(Stored records)
- - -

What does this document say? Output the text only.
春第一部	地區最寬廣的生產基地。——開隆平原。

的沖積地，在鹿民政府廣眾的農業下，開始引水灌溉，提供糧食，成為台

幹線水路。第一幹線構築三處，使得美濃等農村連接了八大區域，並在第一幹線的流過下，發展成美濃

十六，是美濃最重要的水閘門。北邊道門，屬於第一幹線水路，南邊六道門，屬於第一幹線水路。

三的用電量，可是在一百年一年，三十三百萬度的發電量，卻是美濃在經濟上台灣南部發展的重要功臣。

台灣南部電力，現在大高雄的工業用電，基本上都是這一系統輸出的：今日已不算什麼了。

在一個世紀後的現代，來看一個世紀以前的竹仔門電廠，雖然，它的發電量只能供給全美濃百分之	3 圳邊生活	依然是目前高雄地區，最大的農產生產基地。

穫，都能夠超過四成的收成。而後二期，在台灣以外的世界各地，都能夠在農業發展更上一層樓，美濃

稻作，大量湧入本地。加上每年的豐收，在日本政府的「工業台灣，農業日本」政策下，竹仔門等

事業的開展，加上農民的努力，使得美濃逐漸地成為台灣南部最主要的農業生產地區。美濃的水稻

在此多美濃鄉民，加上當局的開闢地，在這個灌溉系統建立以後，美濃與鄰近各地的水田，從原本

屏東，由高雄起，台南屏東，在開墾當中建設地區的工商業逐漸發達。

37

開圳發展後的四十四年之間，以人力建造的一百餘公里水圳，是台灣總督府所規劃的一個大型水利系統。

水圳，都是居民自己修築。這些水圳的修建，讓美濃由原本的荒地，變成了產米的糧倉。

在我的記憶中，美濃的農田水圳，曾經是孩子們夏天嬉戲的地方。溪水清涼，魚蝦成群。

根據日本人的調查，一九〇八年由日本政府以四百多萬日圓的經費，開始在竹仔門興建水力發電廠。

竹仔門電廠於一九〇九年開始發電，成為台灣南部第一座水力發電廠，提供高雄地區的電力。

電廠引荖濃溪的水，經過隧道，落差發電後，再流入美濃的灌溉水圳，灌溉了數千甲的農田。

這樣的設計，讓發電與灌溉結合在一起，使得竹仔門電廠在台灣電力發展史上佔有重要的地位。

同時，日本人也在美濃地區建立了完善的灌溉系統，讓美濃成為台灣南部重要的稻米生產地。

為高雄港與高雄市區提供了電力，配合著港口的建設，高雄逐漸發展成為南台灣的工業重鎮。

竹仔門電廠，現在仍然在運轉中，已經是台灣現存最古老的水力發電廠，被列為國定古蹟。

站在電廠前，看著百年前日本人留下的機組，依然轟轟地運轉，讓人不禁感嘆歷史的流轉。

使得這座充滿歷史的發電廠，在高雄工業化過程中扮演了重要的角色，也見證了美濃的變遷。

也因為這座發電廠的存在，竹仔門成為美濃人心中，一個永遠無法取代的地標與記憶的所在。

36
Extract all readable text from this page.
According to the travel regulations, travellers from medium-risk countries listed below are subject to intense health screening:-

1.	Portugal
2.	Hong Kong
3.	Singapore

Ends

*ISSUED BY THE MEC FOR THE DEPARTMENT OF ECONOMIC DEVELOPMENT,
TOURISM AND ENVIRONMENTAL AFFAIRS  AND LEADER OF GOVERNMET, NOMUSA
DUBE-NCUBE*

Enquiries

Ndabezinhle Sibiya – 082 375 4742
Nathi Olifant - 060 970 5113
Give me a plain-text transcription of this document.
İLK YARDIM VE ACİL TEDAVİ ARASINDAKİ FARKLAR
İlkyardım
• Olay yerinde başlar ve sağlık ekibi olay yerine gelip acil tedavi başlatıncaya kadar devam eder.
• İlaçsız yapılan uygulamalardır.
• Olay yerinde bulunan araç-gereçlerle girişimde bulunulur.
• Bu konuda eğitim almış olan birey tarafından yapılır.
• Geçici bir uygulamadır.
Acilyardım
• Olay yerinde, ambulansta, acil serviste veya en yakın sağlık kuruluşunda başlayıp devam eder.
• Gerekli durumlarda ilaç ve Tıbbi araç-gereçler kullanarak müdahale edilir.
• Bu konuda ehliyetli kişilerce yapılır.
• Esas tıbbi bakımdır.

- - -

Would you write down every record again, exactly?

What does this document say? Output the text only.
春第一部	地區最寬廣的生產基地。——開隆平原。

的沖積地，在鹿民政府廣眾的農業下，開始引水灌溉，提供糧食，成為台

幹線水路。第一幹線構築三處，使得美濃等農村連接了八大區域，並在第一幹線的流過下，發展成美濃

十六，是美濃最重要的水閘門。北邊道門，屬於第一幹線水路，南邊六道門，屬於第一幹線水路。

三的用電量，可是在一百年一年，三十三百萬度的發電量，卻是美濃在經濟上台灣南部發展的重要功臣。

台灣南部電力，現在大高雄的工業用電，基本上都是這一系統輸出的：今日已不算什麼了。

在一個世紀後的現代，來看一個世紀以前的竹仔門電廠，雖然，它的發電量只能供給全美濃百分之	3 圳邊生活	依然是目前高雄地區，最大的農產生產基地。

穫，都能夠超過四成的收成。而後二期，在台灣以外的世界各地，都能夠在農業發展更上一層樓，美濃

稻作，大量湧入本地。加上每年的豐收，在日本政府的「工業台灣，農業日本」政策下，竹仔門等

事業的開展，加上農民的努力，使得美濃逐漸地成為台灣南部最主要的農業生產地區。美濃的水稻

在此多美濃鄉民，加上當局的開闢地，在這個灌溉系統建立以後，美濃與鄰近各地的水田，從原本

屏東，由高雄起，台南屏東，在開墾當中建設地區的工商業逐漸發達。

37

開圳發展後的四十四年之間，以人力建造的一百餘公里水圳，是台灣總督府所規劃的一個大型水利系統。

水圳，都是居民自己修築。這些水圳的修建，讓美濃由原本的荒地，變成了產米的糧倉。

在我的記憶中，美濃的農田水圳，曾經是孩子們夏天嬉戲的地方。溪水清涼，魚蝦成群。

根據日本人的調查，一九〇八年由日本政府以四百多萬日圓的經費，開始在竹仔門興建水力發電廠。

竹仔門電廠於一九〇九年開始發電，成為台灣南部第一座水力發電廠，提供高雄地區的電力。

電廠引荖濃溪的水，經過隧道，落差發電後，再流入美濃的灌溉水圳，灌溉了數千甲的農田。

這樣的設計，讓發電與灌溉結合在一起，使得竹仔門電廠在台灣電力發展史上佔有重要的地位。

同時，日本人也在美濃地區建立了完善的灌溉系統，讓美濃成為台灣南部重要的稻米生產地。

為高雄港與高雄市區提供了電力，配合著港口的建設，高雄逐漸發展成為南台灣的工業重鎮。

竹仔門電廠，現在仍然在運轉中，已經是台灣現存最古老的水力發電廠，被列為國定古蹟。

站在電廠前，看著百年前日本人留下的機組，依然轟轟地運轉，讓人不禁感嘆歷史的流轉。

使得這座充滿歷史的發電廠，在高雄工業化過程中扮演了重要的角色，也見證了美濃的變遷。

也因為這座發電廠的存在，竹仔門成為美濃人心中，一個永遠無法取代的地標與記憶的所在。

36
Extract all readable text from this page.
According to the travel regulations, travellers from medium-risk countries listed below are subject to intense health screening:-

1.	Portugal
2.	Hong Kong
3.	Singapore

Ends

*ISSUED BY THE MEC FOR THE DEPARTMENT OF ECONOMIC DEVELOPMENT,
TOURISM AND ENVIRONMENTAL AFFAIRS  AND LEADER OF GOVERNMET, NOMUSA
DUBE-NCUBE*

Enquiries

Ndabezinhle Sibiya – 082 375 4742
Nathi Olifant - 060 970 5113
Give me a plain-text transcription of this document.
İLK YARDIM VE ACİL TEDAVİ ARASINDAKİ FARKLAR
İlkyardım
• Olay yerinde başlar ve sağlık ekibi olay yerine gelip acil tedavi başlatıncaya kadar devam eder.
• İlaçsız yapılan uygulamalardır.
• Olay yerinde bulunan araç-gereçlerle girişimde bulunulur.
• Bu konuda eğitim almış olan birey tarafından yapılır.
• Geçici bir uygulamadır.
Acilyardım
• Olay yerinde, ambulansta, acil serviste veya en yakın sağlık kuruluşunda başlayıp devam eder.
• Gerekli durumlarda ilaç ve Tıbbi araç-gereçler kullanarak müdahale edilir.
• Bu konuda ehliyetli kişilerce yapılır.
• Esas tıbbi bakımdır.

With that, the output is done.